**Stated task:** Omit every picture and output the rest of the records exactly as they are.
---
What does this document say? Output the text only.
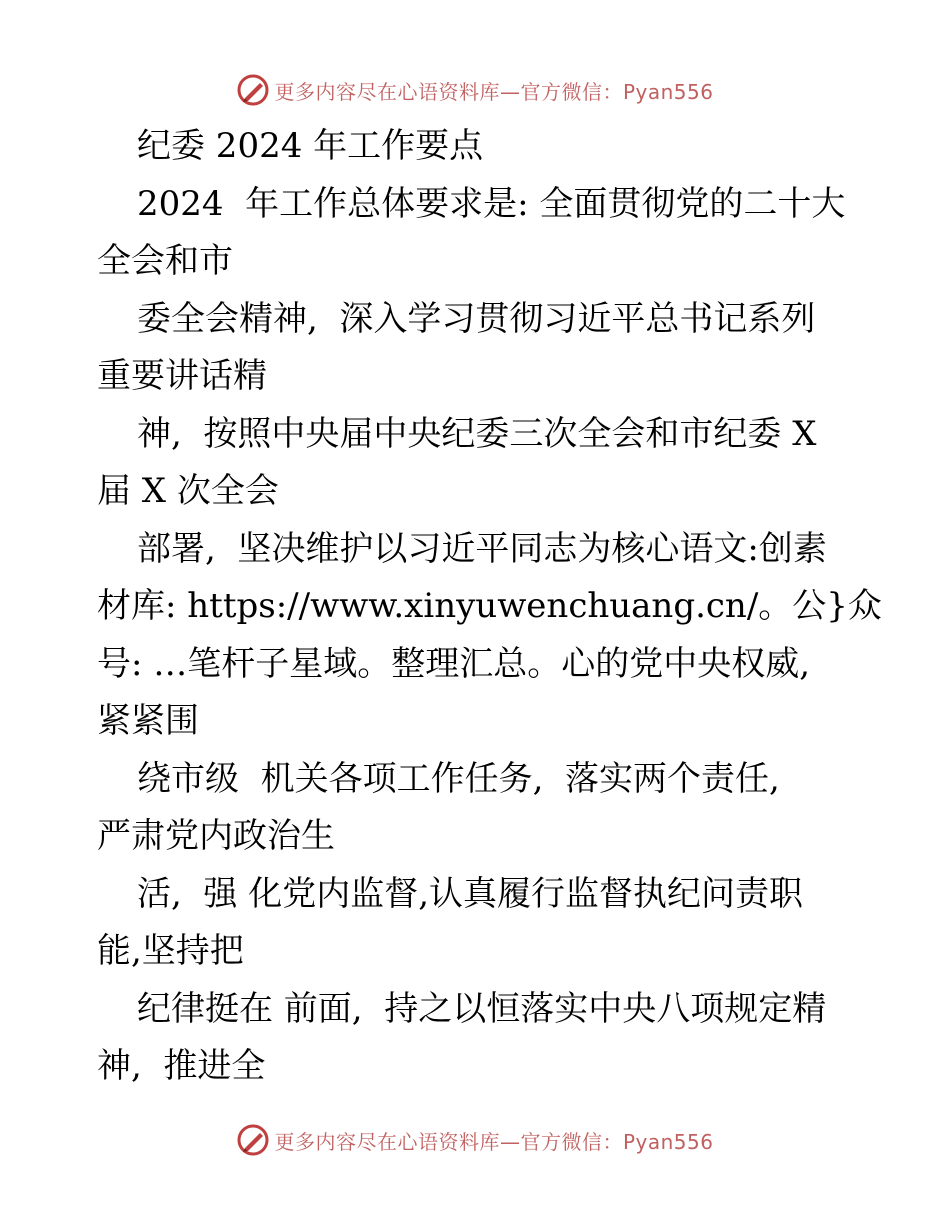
更多内容尽在心语资料库—官方微信：Pyan556
纪委 2024 年工作要点
2024  年工作总体要求是: 全面贯彻党的二十大
全会和市
委全会精神,  深入学习贯彻习近平总书记系列
重要讲话精
神,  按照中央届中央纪委三次全会和市纪委 X
届 X 次全会
部署,  坚决维护以习近平同志为核心语文:创素
材库: https://www.xinyuwenchuang.cn/。公}众
号: …笔杆子星域。整理汇总。心的党中央权威,
紧紧围
绕市级  机关各项工作任务,  落实两个责任,
严肃党内政治生
活,  强 化党内监督,认真履行监督执纪问责职
能,坚持把
纪律挺在 前面,  持之以恒落实中央八项规定精
神,  推进全
更多内容尽在心语资料库—官方微信：Pyan556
---
**Reply:**
What does this document say? Output the text only.
更多内容尽在心语资料库—官方微信：Pyan556
纪委 2024 年工作要点
2024  年工作总体要求是: 全面贯彻党的二十大
全会和市
委全会精神,  深入学习贯彻习近平总书记系列
重要讲话精
神,  按照中央届中央纪委三次全会和市纪委 X
届 X 次全会
部署,  坚决维护以习近平同志为核心语文:创素
材库: https://www.xinyuwenchuang.cn/。公}众
号: …笔杆子星域。整理汇总。心的党中央权威,
紧紧围
绕市级  机关各项工作任务,  落实两个责任,
严肃党内政治生
活,  强 化党内监督,认真履行监督执纪问责职
能,坚持把
纪律挺在 前面,  持之以恒落实中央八项规定精
神,  推进全
更多内容尽在心语资料库—官方微信：Pyan556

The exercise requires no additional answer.